▸ **AIM OF THE EXERCISE**
All entries are to be given again verbatim.

▸ **Figure record listings**
────────────────────
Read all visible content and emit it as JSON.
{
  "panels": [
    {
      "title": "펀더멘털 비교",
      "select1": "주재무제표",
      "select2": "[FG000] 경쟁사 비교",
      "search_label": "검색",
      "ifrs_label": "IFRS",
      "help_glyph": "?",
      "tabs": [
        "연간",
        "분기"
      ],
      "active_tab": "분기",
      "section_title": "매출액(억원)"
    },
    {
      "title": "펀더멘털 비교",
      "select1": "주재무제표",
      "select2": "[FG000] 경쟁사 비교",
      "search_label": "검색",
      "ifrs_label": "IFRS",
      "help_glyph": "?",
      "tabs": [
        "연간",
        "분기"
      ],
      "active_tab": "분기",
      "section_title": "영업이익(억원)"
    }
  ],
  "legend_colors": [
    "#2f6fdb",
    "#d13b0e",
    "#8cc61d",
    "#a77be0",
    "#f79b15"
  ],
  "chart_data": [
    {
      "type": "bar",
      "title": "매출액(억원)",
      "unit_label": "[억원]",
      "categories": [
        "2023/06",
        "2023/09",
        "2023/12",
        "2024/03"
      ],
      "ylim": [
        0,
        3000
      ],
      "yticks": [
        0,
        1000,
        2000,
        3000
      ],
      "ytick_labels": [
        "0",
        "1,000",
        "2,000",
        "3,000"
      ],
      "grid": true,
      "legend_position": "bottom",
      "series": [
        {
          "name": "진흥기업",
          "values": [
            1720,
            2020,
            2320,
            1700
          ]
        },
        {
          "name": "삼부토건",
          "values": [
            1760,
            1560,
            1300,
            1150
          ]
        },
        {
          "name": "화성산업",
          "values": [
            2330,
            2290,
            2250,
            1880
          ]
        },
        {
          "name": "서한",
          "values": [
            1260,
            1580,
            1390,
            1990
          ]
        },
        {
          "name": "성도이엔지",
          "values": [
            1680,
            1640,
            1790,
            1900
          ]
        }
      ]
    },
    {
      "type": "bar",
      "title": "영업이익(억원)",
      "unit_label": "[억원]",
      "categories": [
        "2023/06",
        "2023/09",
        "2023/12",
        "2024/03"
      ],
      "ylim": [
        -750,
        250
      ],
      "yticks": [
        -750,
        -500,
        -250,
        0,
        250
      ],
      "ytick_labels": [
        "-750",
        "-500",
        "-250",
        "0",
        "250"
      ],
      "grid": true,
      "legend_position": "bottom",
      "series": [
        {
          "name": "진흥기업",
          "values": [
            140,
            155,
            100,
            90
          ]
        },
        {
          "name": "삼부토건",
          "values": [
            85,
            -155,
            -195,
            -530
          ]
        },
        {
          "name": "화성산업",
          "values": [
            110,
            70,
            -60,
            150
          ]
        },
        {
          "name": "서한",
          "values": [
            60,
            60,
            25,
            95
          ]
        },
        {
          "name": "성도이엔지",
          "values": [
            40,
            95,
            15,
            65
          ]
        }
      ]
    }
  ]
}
────────────────────
▸ **THE ANSWER**
Read all visible content and emit it as JSON.
{
  "panels": [
    {
      "title": "펀더멘털 비교",
      "select1": "주재무제표",
      "select2": "[FG000] 경쟁사 비교",
      "search_label": "검색",
      "ifrs_label": "IFRS",
      "help_glyph": "?",
      "tabs": [
        "연간",
        "분기"
      ],
      "active_tab": "분기",
      "section_title": "매출액(억원)"
    },
    {
      "title": "펀더멘털 비교",
      "select1": "주재무제표",
      "select2": "[FG000] 경쟁사 비교",
      "search_label": "검색",
      "ifrs_label": "IFRS",
      "help_glyph": "?",
      "tabs": [
        "연간",
        "분기"
      ],
      "active_tab": "분기",
      "section_title": "영업이익(억원)"
    }
  ],
  "legend_colors": [
    "#2f6fdb",
    "#d13b0e",
    "#8cc61d",
    "#a77be0",
    "#f79b15"
  ],
  "chart_data": [
    {
      "type": "bar",
      "title": "매출액(억원)",
      "unit_label": "[억원]",
      "categories": [
        "2023/06",
        "2023/09",
        "2023/12",
        "2024/03"
      ],
      "ylim": [
        0,
        3000
      ],
      "yticks": [
        0,
        1000,
        2000,
        3000
      ],
      "ytick_labels": [
        "0",
        "1,000",
        "2,000",
        "3,000"
      ],
      "grid": true,
      "legend_position": "bottom",
      "series": [
        {
          "name": "진흥기업",
          "values": [
            1720,
            2020,
            2320,
            1700
          ]
        },
        {
          "name": "삼부토건",
          "values": [
            1760,
            1560,
            1300,
            1150
          ]
        },
        {
          "name": "화성산업",
          "values": [
            2330,
            2290,
            2250,
            1880
          ]
        },
        {
          "name": "서한",
          "values": [
            1260,
            1580,
            1390,
            1990
          ]
        },
        {
          "name": "성도이엔지",
          "values": [
            1680,
            1640,
            1790,
            1900
          ]
        }
      ]
    },
    {
      "type": "bar",
      "title": "영업이익(억원)",
      "unit_label": "[억원]",
      "categories": [
        "2023/06",
        "2023/09",
        "2023/12",
        "2024/03"
      ],
      "ylim": [
        -750,
        250
      ],
      "yticks": [
        -750,
        -500,
        -250,
        0,
        250
      ],
      "ytick_labels": [
        "-750",
        "-500",
        "-250",
        "0",
        "250"
      ],
      "grid": true,
      "legend_position": "bottom",
      "series": [
        {
          "name": "진흥기업",
          "values": [
            140,
            155,
            100,
            90
          ]
        },
        {
          "name": "삼부토건",
          "values": [
            85,
            -155,
            -195,
            -530
          ]
        },
        {
          "name": "화성산업",
          "values": [
            110,
            70,
            -60,
            150
          ]
        },
        {
          "name": "서한",
          "values": [
            60,
            60,
            25,
            95
          ]
        },
        {
          "name": "성도이엔지",
          "values": [
            40,
            95,
            15,
            65
          ]
        }
      ]
    }
  ]
}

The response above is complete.